— begin EXCERPTED RECORDS —

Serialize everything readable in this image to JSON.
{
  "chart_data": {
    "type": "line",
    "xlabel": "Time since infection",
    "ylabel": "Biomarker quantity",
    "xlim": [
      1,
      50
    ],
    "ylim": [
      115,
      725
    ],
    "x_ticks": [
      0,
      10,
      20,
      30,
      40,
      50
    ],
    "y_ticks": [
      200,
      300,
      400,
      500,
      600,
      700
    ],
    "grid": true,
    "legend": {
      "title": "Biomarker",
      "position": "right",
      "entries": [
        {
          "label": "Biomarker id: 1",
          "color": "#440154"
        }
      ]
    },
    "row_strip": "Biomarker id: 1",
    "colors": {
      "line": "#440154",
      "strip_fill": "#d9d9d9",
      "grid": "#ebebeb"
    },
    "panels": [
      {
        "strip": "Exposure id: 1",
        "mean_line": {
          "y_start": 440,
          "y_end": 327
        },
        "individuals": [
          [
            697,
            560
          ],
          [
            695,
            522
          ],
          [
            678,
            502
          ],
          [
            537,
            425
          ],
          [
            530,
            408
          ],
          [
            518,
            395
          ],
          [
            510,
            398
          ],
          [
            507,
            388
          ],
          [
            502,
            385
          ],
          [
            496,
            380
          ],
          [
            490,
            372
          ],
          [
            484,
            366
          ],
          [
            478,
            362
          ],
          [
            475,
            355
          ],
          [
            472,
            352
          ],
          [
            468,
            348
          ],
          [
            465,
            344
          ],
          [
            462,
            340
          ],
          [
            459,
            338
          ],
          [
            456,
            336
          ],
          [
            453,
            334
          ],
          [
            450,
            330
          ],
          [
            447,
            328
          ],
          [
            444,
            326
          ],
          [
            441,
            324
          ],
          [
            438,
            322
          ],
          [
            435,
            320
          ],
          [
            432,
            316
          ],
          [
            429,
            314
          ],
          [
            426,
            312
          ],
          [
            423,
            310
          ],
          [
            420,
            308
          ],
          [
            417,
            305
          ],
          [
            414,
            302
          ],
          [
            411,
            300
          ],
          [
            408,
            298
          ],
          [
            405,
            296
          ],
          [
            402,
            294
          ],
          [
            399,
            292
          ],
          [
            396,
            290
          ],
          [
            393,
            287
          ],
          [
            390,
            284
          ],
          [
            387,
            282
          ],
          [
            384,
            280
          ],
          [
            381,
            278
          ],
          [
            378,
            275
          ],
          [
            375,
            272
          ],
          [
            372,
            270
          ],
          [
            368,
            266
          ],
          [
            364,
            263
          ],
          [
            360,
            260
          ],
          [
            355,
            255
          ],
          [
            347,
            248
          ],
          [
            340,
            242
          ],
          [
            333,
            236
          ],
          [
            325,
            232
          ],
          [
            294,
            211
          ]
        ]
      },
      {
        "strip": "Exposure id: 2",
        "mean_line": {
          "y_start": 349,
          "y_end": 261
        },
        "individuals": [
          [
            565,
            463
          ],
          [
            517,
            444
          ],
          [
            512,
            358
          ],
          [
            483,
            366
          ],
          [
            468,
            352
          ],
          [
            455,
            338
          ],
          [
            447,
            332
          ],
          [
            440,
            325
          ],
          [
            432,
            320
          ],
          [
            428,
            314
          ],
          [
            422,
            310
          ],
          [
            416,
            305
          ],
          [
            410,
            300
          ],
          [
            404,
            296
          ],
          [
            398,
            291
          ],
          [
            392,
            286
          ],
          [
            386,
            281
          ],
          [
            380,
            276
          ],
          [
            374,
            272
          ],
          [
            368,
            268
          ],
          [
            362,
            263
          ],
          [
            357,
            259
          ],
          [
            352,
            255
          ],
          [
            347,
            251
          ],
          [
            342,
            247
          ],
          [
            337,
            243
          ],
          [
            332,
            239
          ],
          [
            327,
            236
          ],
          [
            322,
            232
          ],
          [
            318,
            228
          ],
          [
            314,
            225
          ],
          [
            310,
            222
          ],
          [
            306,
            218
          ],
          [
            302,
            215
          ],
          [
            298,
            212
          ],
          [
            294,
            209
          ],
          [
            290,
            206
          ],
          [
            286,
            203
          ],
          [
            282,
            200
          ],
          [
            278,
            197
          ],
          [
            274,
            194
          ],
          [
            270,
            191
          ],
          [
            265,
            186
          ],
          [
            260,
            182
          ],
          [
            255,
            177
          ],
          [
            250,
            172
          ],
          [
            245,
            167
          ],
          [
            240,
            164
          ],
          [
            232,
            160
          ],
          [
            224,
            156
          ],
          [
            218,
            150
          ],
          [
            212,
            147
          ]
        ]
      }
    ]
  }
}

— end EXCERPTED RECORDS —

» EXERCISE DETAILS: Give back all the records exactly as they stand.

» SOLUTION:
Serialize everything readable in this image to JSON.
{
  "chart_data": {
    "type": "line",
    "xlabel": "Time since infection",
    "ylabel": "Biomarker quantity",
    "xlim": [
      1,
      50
    ],
    "ylim": [
      115,
      725
    ],
    "x_ticks": [
      0,
      10,
      20,
      30,
      40,
      50
    ],
    "y_ticks": [
      200,
      300,
      400,
      500,
      600,
      700
    ],
    "grid": true,
    "legend": {
      "title": "Biomarker",
      "position": "right",
      "entries": [
        {
          "label": "Biomarker id: 1",
          "color": "#440154"
        }
      ]
    },
    "row_strip": "Biomarker id: 1",
    "colors": {
      "line": "#440154",
      "strip_fill": "#d9d9d9",
      "grid": "#ebebeb"
    },
    "panels": [
      {
        "strip": "Exposure id: 1",
        "mean_line": {
          "y_start": 440,
          "y_end": 327
        },
        "individuals": [
          [
            697,
            560
          ],
          [
            695,
            522
          ],
          [
            678,
            502
          ],
          [
            537,
            425
          ],
          [
            530,
            408
          ],
          [
            518,
            395
          ],
          [
            510,
            398
          ],
          [
            507,
            388
          ],
          [
            502,
            385
          ],
          [
            496,
            380
          ],
          [
            490,
            372
          ],
          [
            484,
            366
          ],
          [
            478,
            362
          ],
          [
            475,
            355
          ],
          [
            472,
            352
          ],
          [
            468,
            348
          ],
          [
            465,
            344
          ],
          [
            462,
            340
          ],
          [
            459,
            338
          ],
          [
            456,
            336
          ],
          [
            453,
            334
          ],
          [
            450,
            330
          ],
          [
            447,
            328
          ],
          [
            444,
            326
          ],
          [
            441,
            324
          ],
          [
            438,
            322
          ],
          [
            435,
            320
          ],
          [
            432,
            316
          ],
          [
            429,
            314
          ],
          [
            426,
            312
          ],
          [
            423,
            310
          ],
          [
            420,
            308
          ],
          [
            417,
            305
          ],
          [
            414,
            302
          ],
          [
            411,
            300
          ],
          [
            408,
            298
          ],
          [
            405,
            296
          ],
          [
            402,
            294
          ],
          [
            399,
            292
          ],
          [
            396,
            290
          ],
          [
            393,
            287
          ],
          [
            390,
            284
          ],
          [
            387,
            282
          ],
          [
            384,
            280
          ],
          [
            381,
            278
          ],
          [
            378,
            275
          ],
          [
            375,
            272
          ],
          [
            372,
            270
          ],
          [
            368,
            266
          ],
          [
            364,
            263
          ],
          [
            360,
            260
          ],
          [
            355,
            255
          ],
          [
            347,
            248
          ],
          [
            340,
            242
          ],
          [
            333,
            236
          ],
          [
            325,
            232
          ],
          [
            294,
            211
          ]
        ]
      },
      {
        "strip": "Exposure id: 2",
        "mean_line": {
          "y_start": 349,
          "y_end": 261
        },
        "individuals": [
          [
            565,
            463
          ],
          [
            517,
            444
          ],
          [
            512,
            358
          ],
          [
            483,
            366
          ],
          [
            468,
            352
          ],
          [
            455,
            338
          ],
          [
            447,
            332
          ],
          [
            440,
            325
          ],
          [
            432,
            320
          ],
          [
            428,
            314
          ],
          [
            422,
            310
          ],
          [
            416,
            305
          ],
          [
            410,
            300
          ],
          [
            404,
            296
          ],
          [
            398,
            291
          ],
          [
            392,
            286
          ],
          [
            386,
            281
          ],
          [
            380,
            276
          ],
          [
            374,
            272
          ],
          [
            368,
            268
          ],
          [
            362,
            263
          ],
          [
            357,
            259
          ],
          [
            352,
            255
          ],
          [
            347,
            251
          ],
          [
            342,
            247
          ],
          [
            337,
            243
          ],
          [
            332,
            239
          ],
          [
            327,
            236
          ],
          [
            322,
            232
          ],
          [
            318,
            228
          ],
          [
            314,
            225
          ],
          [
            310,
            222
          ],
          [
            306,
            218
          ],
          [
            302,
            215
          ],
          [
            298,
            212
          ],
          [
            294,
            209
          ],
          [
            290,
            206
          ],
          [
            286,
            203
          ],
          [
            282,
            200
          ],
          [
            278,
            197
          ],
          [
            274,
            194
          ],
          [
            270,
            191
          ],
          [
            265,
            186
          ],
          [
            260,
            182
          ],
          [
            255,
            177
          ],
          [
            250,
            172
          ],
          [
            245,
            167
          ],
          [
            240,
            164
          ],
          [
            232,
            160
          ],
          [
            224,
            156
          ],
          [
            218,
            150
          ],
          [
            212,
            147
          ]
        ]
      }
    ]
  }
}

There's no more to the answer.